* Data for the task *
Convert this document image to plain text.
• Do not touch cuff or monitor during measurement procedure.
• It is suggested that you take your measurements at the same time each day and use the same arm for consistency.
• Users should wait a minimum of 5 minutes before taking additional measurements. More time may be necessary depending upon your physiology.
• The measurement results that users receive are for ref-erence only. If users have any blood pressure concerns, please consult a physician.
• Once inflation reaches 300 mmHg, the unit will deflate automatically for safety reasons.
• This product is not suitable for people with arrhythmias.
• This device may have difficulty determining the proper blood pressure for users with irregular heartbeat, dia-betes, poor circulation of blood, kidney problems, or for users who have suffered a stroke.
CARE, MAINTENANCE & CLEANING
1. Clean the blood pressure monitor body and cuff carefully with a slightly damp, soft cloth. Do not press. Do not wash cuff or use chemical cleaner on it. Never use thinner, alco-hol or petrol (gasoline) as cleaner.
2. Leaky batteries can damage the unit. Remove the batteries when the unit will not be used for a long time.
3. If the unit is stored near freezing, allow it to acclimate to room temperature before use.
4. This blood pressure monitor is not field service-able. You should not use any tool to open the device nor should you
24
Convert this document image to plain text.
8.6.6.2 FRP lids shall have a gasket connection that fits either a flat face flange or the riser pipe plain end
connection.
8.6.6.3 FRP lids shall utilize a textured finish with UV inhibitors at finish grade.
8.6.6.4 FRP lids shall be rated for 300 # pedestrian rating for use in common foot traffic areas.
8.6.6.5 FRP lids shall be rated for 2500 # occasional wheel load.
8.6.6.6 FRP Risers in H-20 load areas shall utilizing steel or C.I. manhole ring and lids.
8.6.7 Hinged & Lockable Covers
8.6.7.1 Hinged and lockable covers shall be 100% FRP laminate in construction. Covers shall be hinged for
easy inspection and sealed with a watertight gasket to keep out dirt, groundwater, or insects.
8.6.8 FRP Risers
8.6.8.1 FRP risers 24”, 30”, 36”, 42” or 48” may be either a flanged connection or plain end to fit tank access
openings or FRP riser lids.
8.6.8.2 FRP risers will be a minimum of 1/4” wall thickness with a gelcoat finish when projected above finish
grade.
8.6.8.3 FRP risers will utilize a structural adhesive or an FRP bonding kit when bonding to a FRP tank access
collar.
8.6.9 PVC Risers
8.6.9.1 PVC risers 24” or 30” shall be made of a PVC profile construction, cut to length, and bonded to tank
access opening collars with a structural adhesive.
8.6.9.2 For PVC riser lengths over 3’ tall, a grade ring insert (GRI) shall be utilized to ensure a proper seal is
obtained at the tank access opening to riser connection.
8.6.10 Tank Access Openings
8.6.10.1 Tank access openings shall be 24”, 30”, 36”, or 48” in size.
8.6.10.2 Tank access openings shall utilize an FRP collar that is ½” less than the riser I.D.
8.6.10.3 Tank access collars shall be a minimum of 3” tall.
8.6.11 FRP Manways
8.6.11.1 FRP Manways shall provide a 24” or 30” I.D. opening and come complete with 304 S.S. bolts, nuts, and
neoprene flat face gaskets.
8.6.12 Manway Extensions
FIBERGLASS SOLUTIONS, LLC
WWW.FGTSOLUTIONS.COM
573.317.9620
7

* Written instruction *
Exactly how many lines of the material contain the word "rated"? Write the number alone.

* Correct output *
2